--- START OF Record set ---

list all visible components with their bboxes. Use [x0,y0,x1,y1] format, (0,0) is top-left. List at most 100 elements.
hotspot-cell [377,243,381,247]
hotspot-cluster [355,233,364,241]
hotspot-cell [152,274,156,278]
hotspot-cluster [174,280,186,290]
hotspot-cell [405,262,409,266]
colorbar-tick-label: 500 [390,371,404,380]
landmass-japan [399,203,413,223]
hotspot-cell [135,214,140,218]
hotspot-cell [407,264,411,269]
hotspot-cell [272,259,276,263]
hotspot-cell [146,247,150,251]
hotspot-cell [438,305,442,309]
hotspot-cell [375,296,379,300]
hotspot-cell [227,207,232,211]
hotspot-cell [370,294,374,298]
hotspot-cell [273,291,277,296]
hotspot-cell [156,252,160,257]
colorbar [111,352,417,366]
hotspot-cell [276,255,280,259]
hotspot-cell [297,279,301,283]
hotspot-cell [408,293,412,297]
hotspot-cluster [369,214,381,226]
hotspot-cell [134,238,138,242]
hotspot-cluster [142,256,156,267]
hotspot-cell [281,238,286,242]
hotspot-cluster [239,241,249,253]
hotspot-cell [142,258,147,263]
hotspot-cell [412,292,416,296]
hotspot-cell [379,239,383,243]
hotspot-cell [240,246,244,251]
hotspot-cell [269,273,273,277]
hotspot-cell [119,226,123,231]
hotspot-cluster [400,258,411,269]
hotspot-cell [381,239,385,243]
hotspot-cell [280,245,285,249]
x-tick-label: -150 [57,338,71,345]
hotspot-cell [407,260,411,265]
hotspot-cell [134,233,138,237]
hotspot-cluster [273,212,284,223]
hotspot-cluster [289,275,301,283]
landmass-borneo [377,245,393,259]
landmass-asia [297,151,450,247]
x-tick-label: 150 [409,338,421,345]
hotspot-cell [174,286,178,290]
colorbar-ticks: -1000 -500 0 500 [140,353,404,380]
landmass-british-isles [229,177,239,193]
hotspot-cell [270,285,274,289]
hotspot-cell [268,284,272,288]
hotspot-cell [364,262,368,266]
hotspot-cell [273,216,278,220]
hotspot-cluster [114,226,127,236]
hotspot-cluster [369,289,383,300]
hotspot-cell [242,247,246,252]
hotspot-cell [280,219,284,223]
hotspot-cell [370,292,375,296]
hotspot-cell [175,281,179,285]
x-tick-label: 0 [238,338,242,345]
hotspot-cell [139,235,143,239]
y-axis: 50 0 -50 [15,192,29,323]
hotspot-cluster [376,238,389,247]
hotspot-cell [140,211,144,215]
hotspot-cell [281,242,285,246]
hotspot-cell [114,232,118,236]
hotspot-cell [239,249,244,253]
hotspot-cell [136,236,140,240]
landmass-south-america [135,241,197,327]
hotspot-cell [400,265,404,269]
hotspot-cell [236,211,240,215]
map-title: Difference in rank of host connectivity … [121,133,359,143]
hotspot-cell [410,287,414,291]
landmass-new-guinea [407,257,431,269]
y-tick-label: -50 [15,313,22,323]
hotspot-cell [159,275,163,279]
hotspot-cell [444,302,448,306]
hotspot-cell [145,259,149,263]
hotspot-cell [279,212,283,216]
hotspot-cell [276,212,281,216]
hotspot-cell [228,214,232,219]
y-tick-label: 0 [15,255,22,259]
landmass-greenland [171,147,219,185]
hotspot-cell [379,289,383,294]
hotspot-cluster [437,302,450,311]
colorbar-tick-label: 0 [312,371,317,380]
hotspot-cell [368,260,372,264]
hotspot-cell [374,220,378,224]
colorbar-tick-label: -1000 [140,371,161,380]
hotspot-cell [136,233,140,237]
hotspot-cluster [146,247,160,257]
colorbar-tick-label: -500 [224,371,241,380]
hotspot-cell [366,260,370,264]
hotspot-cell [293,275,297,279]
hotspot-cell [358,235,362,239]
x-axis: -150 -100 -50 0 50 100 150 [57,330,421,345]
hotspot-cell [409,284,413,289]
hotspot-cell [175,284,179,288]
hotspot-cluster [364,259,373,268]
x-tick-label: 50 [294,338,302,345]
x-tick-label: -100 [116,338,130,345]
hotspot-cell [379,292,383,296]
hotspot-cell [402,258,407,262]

--- END OF Record set ---

Stated exercise
Reproduce the data above with every instance of "hotspot-cluster" swapped for "hotspot-group", keeping all other text unchanged.

Result
list all visible components with their bboxes. Use [x0,y0,x1,y1] format, (0,0) is top-left. List at most 100 elements.
hotspot-cell [377,243,381,247]
hotspot-group [355,233,364,241]
hotspot-cell [152,274,156,278]
hotspot-group [174,280,186,290]
hotspot-cell [405,262,409,266]
colorbar-tick-label: 500 [390,371,404,380]
landmass-japan [399,203,413,223]
hotspot-cell [135,214,140,218]
hotspot-cell [407,264,411,269]
hotspot-cell [272,259,276,263]
hotspot-cell [146,247,150,251]
hotspot-cell [438,305,442,309]
hotspot-cell [375,296,379,300]
hotspot-cell [227,207,232,211]
hotspot-cell [370,294,374,298]
hotspot-cell [273,291,277,296]
hotspot-cell [156,252,160,257]
colorbar [111,352,417,366]
hotspot-cell [276,255,280,259]
hotspot-cell [297,279,301,283]
hotspot-cell [408,293,412,297]
hotspot-group [369,214,381,226]
hotspot-cell [134,238,138,242]
hotspot-group [142,256,156,267]
hotspot-cell [281,238,286,242]
hotspot-group [239,241,249,253]
hotspot-cell [142,258,147,263]
hotspot-cell [412,292,416,296]
hotspot-cell [379,239,383,243]
hotspot-cell [240,246,244,251]
hotspot-cell [269,273,273,277]
hotspot-cell [119,226,123,231]
hotspot-group [400,258,411,269]
hotspot-cell [381,239,385,243]
hotspot-cell [280,245,285,249]
x-tick-label: -150 [57,338,71,345]
hotspot-cell [407,260,411,265]
hotspot-cell [134,233,138,237]
hotspot-group [273,212,284,223]
hotspot-group [289,275,301,283]
landmass-borneo [377,245,393,259]
landmass-asia [297,151,450,247]
x-tick-label: 150 [409,338,421,345]
hotspot-cell [174,286,178,290]
colorbar-ticks: -1000 -500 0 500 [140,353,404,380]
landmass-british-isles [229,177,239,193]
hotspot-cell [270,285,274,289]
hotspot-cell [268,284,272,288]
hotspot-cell [364,262,368,266]
hotspot-cell [273,216,278,220]
hotspot-group [114,226,127,236]
hotspot-group [369,289,383,300]
hotspot-cell [242,247,246,252]
hotspot-cell [280,219,284,223]
hotspot-cell [370,292,375,296]
hotspot-cell [175,281,179,285]
x-tick-label: 0 [238,338,242,345]
hotspot-cell [139,235,143,239]
y-axis: 50 0 -50 [15,192,29,323]
hotspot-group [376,238,389,247]
hotspot-cell [140,211,144,215]
hotspot-cell [281,242,285,246]
hotspot-cell [114,232,118,236]
hotspot-cell [239,249,244,253]
hotspot-cell [136,236,140,240]
landmass-south-america [135,241,197,327]
hotspot-cell [400,265,404,269]
hotspot-cell [236,211,240,215]
map-title: Difference in rank of host connectivity … [121,133,359,143]
hotspot-cell [410,287,414,291]
landmass-new-guinea [407,257,431,269]
y-tick-label: -50 [15,313,22,323]
hotspot-cell [159,275,163,279]
hotspot-cell [444,302,448,306]
hotspot-cell [145,259,149,263]
hotspot-cell [279,212,283,216]
hotspot-cell [276,212,281,216]
hotspot-cell [228,214,232,219]
y-tick-label: 0 [15,255,22,259]
landmass-greenland [171,147,219,185]
hotspot-cell [379,289,383,294]
hotspot-group [437,302,450,311]
colorbar-tick-label: 0 [312,371,317,380]
hotspot-cell [368,260,372,264]
hotspot-cell [374,220,378,224]
colorbar-tick-label: -1000 [140,371,161,380]
hotspot-cell [136,233,140,237]
hotspot-group [146,247,160,257]
colorbar-tick-label: -500 [224,371,241,380]
hotspot-cell [366,260,370,264]
hotspot-cell [293,275,297,279]
hotspot-cell [358,235,362,239]
x-axis: -150 -100 -50 0 50 100 150 [57,330,421,345]
hotspot-cell [409,284,413,289]
hotspot-cell [175,284,179,288]
hotspot-group [364,259,373,268]
x-tick-label: 50 [294,338,302,345]
x-tick-label: -100 [116,338,130,345]
hotspot-cell [379,292,383,296]
hotspot-cell [402,258,407,262]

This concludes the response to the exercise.